Required task> All of the data below must be repeated exactly.
** Start of Material shown **
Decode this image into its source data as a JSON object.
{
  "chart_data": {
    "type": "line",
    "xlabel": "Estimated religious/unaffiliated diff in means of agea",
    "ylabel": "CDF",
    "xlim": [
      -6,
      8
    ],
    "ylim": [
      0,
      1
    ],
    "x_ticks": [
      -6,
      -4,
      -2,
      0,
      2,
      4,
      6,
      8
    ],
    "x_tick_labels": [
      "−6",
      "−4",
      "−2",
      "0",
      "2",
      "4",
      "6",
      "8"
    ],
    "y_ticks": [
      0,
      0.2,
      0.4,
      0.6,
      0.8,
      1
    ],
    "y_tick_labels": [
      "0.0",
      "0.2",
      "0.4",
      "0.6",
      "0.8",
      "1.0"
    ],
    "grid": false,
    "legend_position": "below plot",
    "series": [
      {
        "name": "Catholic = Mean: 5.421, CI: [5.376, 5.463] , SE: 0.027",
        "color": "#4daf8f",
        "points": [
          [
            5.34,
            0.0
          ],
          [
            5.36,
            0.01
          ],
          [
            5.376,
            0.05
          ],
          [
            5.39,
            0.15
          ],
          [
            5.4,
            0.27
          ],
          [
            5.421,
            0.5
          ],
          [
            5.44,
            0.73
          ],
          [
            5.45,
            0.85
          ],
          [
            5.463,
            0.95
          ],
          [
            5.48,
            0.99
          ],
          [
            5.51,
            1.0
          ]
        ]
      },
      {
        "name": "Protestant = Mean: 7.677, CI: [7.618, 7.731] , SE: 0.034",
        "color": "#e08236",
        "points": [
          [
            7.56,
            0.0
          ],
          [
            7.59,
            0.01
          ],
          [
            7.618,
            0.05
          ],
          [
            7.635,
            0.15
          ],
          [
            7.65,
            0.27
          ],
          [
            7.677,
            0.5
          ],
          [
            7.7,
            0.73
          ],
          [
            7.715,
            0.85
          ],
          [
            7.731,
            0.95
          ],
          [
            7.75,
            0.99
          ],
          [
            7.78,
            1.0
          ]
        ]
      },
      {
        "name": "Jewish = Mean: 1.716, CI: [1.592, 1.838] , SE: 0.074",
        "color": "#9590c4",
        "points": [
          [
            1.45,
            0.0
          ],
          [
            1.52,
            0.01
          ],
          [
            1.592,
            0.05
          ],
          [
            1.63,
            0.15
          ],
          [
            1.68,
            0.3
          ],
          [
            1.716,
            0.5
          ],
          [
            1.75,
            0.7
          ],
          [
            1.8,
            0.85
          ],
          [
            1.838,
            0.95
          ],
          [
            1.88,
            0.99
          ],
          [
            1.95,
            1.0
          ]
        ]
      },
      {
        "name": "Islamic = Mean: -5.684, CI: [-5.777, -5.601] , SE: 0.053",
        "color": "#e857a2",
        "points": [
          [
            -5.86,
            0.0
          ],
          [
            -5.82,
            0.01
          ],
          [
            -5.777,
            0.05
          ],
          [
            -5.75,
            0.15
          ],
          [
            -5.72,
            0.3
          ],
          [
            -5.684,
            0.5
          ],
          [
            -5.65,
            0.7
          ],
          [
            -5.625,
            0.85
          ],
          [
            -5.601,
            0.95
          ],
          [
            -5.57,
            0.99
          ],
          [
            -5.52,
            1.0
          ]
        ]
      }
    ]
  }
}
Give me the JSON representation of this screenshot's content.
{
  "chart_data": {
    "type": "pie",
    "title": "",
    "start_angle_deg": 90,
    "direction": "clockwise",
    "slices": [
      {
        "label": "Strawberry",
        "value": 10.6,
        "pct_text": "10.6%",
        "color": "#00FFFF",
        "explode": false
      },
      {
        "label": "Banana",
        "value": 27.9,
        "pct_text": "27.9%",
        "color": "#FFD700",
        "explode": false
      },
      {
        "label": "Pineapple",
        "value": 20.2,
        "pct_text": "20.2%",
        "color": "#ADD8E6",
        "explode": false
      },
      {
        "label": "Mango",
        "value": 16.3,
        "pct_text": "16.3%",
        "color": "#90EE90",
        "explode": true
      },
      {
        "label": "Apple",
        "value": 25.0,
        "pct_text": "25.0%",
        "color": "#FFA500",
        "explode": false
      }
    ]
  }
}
** End of Material shown **
Solution to this problem>
Decode this image into its source data as a JSON object.
{
  "chart_data": {
    "type": "line",
    "xlabel": "Estimated religious/unaffiliated diff in means of agea",
    "ylabel": "CDF",
    "xlim": [
      -6,
      8
    ],
    "ylim": [
      0,
      1
    ],
    "x_ticks": [
      -6,
      -4,
      -2,
      0,
      2,
      4,
      6,
      8
    ],
    "x_tick_labels": [
      "−6",
      "−4",
      "−2",
      "0",
      "2",
      "4",
      "6",
      "8"
    ],
    "y_ticks": [
      0,
      0.2,
      0.4,
      0.6,
      0.8,
      1
    ],
    "y_tick_labels": [
      "0.0",
      "0.2",
      "0.4",
      "0.6",
      "0.8",
      "1.0"
    ],
    "grid": false,
    "legend_position": "below plot",
    "series": [
      {
        "name": "Catholic = Mean: 5.421, CI: [5.376, 5.463] , SE: 0.027",
        "color": "#4daf8f",
        "points": [
          [
            5.34,
            0.0
          ],
          [
            5.36,
            0.01
          ],
          [
            5.376,
            0.05
          ],
          [
            5.39,
            0.15
          ],
          [
            5.4,
            0.27
          ],
          [
            5.421,
            0.5
          ],
          [
            5.44,
            0.73
          ],
          [
            5.45,
            0.85
          ],
          [
            5.463,
            0.95
          ],
          [
            5.48,
            0.99
          ],
          [
            5.51,
            1.0
          ]
        ]
      },
      {
        "name": "Protestant = Mean: 7.677, CI: [7.618, 7.731] , SE: 0.034",
        "color": "#e08236",
        "points": [
          [
            7.56,
            0.0
          ],
          [
            7.59,
            0.01
          ],
          [
            7.618,
            0.05
          ],
          [
            7.635,
            0.15
          ],
          [
            7.65,
            0.27
          ],
          [
            7.677,
            0.5
          ],
          [
            7.7,
            0.73
          ],
          [
            7.715,
            0.85
          ],
          [
            7.731,
            0.95
          ],
          [
            7.75,
            0.99
          ],
          [
            7.78,
            1.0
          ]
        ]
      },
      {
        "name": "Jewish = Mean: 1.716, CI: [1.592, 1.838] , SE: 0.074",
        "color": "#9590c4",
        "points": [
          [
            1.45,
            0.0
          ],
          [
            1.52,
            0.01
          ],
          [
            1.592,
            0.05
          ],
          [
            1.63,
            0.15
          ],
          [
            1.68,
            0.3
          ],
          [
            1.716,
            0.5
          ],
          [
            1.75,
            0.7
          ],
          [
            1.8,
            0.85
          ],
          [
            1.838,
            0.95
          ],
          [
            1.88,
            0.99
          ],
          [
            1.95,
            1.0
          ]
        ]
      },
      {
        "name": "Islamic = Mean: -5.684, CI: [-5.777, -5.601] , SE: 0.053",
        "color": "#e857a2",
        "points": [
          [
            -5.86,
            0.0
          ],
          [
            -5.82,
            0.01
          ],
          [
            -5.777,
            0.05
          ],
          [
            -5.75,
            0.15
          ],
          [
            -5.72,
            0.3
          ],
          [
            -5.684,
            0.5
          ],
          [
            -5.65,
            0.7
          ],
          [
            -5.625,
            0.85
          ],
          [
            -5.601,
            0.95
          ],
          [
            -5.57,
            0.99
          ],
          [
            -5.52,
            1.0
          ]
        ]
      }
    ]
  }
}
Give me the JSON representation of this screenshot's content.
{
  "chart_data": {
    "type": "pie",
    "title": "",
    "start_angle_deg": 90,
    "direction": "clockwise",
    "slices": [
      {
        "label": "Strawberry",
        "value": 10.6,
        "pct_text": "10.6%",
        "color": "#00FFFF",
        "explode": false
      },
      {
        "label": "Banana",
        "value": 27.9,
        "pct_text": "27.9%",
        "color": "#FFD700",
        "explode": false
      },
      {
        "label": "Pineapple",
        "value": 20.2,
        "pct_text": "20.2%",
        "color": "#ADD8E6",
        "explode": false
      },
      {
        "label": "Mango",
        "value": 16.3,
        "pct_text": "16.3%",
        "color": "#90EE90",
        "explode": true
      },
      {
        "label": "Apple",
        "value": 25.0,
        "pct_text": "25.0%",
        "color": "#FFA500",
        "explode": false
      }
    ]
  }
}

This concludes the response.